> _Task objective_
Without the pictures, give the entries below again exactly as written.

> _Material supplied_
# # # # # # #
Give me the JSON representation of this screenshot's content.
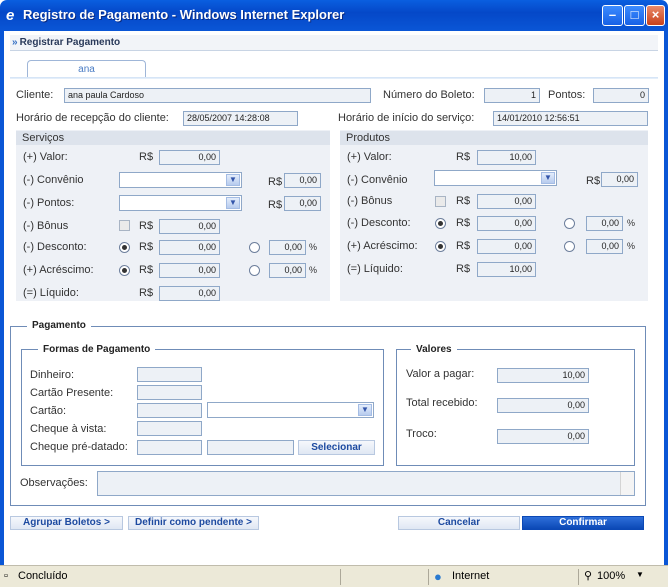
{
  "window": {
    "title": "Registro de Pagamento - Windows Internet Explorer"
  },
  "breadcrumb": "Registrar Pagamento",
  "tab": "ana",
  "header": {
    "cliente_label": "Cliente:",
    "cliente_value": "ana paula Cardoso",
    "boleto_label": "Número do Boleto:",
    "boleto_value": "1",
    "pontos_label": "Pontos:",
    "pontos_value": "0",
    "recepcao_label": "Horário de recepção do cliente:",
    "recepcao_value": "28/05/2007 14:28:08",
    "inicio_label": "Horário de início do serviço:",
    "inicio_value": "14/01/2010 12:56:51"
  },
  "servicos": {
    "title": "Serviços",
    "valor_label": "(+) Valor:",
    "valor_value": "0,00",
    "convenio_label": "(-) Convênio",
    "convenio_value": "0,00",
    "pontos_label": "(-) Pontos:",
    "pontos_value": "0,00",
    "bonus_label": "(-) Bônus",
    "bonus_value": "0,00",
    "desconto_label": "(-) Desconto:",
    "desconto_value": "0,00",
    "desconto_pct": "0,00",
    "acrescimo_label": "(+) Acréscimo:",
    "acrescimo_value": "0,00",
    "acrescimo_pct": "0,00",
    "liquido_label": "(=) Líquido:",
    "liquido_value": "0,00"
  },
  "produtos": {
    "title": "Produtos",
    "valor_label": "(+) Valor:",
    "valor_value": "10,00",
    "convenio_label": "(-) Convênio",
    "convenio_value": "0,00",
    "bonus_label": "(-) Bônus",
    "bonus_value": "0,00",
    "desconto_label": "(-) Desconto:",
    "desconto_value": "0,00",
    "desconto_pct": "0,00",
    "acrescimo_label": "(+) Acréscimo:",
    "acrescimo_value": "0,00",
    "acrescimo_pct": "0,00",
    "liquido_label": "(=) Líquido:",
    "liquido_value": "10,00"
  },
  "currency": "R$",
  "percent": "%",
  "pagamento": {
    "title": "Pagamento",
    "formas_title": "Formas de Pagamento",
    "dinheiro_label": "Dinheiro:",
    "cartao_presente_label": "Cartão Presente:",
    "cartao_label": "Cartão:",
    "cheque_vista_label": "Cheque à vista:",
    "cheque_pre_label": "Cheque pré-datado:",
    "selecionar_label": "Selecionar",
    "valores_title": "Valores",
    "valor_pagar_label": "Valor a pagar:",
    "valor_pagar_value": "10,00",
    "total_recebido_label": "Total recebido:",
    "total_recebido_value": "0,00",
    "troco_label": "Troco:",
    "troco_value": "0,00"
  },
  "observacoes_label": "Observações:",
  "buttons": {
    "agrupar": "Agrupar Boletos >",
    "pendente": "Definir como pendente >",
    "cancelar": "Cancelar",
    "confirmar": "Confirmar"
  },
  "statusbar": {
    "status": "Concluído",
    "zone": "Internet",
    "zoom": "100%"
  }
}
# # # # # # #
> _Exercise response_
Give me the JSON representation of this screenshot's content.
{
  "window": {
    "title": "Registro de Pagamento - Windows Internet Explorer"
  },
  "breadcrumb": "Registrar Pagamento",
  "tab": "ana",
  "header": {
    "cliente_label": "Cliente:",
    "cliente_value": "ana paula Cardoso",
    "boleto_label": "Número do Boleto:",
    "boleto_value": "1",
    "pontos_label": "Pontos:",
    "pontos_value": "0",
    "recepcao_label": "Horário de recepção do cliente:",
    "recepcao_value": "28/05/2007 14:28:08",
    "inicio_label": "Horário de início do serviço:",
    "inicio_value": "14/01/2010 12:56:51"
  },
  "servicos": {
    "title": "Serviços",
    "valor_label": "(+) Valor:",
    "valor_value": "0,00",
    "convenio_label": "(-) Convênio",
    "convenio_value": "0,00",
    "pontos_label": "(-) Pontos:",
    "pontos_value": "0,00",
    "bonus_label": "(-) Bônus",
    "bonus_value": "0,00",
    "desconto_label": "(-) Desconto:",
    "desconto_value": "0,00",
    "desconto_pct": "0,00",
    "acrescimo_label": "(+) Acréscimo:",
    "acrescimo_value": "0,00",
    "acrescimo_pct": "0,00",
    "liquido_label": "(=) Líquido:",
    "liquido_value": "0,00"
  },
  "produtos": {
    "title": "Produtos",
    "valor_label": "(+) Valor:",
    "valor_value": "10,00",
    "convenio_label": "(-) Convênio",
    "convenio_value": "0,00",
    "bonus_label": "(-) Bônus",
    "bonus_value": "0,00",
    "desconto_label": "(-) Desconto:",
    "desconto_value": "0,00",
    "desconto_pct": "0,00",
    "acrescimo_label": "(+) Acréscimo:",
    "acrescimo_value": "0,00",
    "acrescimo_pct": "0,00",
    "liquido_label": "(=) Líquido:",
    "liquido_value": "10,00"
  },
  "currency": "R$",
  "percent": "%",
  "pagamento": {
    "title": "Pagamento",
    "formas_title": "Formas de Pagamento",
    "dinheiro_label": "Dinheiro:",
    "cartao_presente_label": "Cartão Presente:",
    "cartao_label": "Cartão:",
    "cheque_vista_label": "Cheque à vista:",
    "cheque_pre_label": "Cheque pré-datado:",
    "selecionar_label": "Selecionar",
    "valores_title": "Valores",
    "valor_pagar_label": "Valor a pagar:",
    "valor_pagar_value": "10,00",
    "total_recebido_label": "Total recebido:",
    "total_recebido_value": "0,00",
    "troco_label": "Troco:",
    "troco_value": "0,00"
  },
  "observacoes_label": "Observações:",
  "buttons": {
    "agrupar": "Agrupar Boletos >",
    "pendente": "Definir como pendente >",
    "cancelar": "Cancelar",
    "confirmar": "Confirmar"
  },
  "statusbar": {
    "status": "Concluído",
    "zone": "Internet",
    "zoom": "100%"
  }
}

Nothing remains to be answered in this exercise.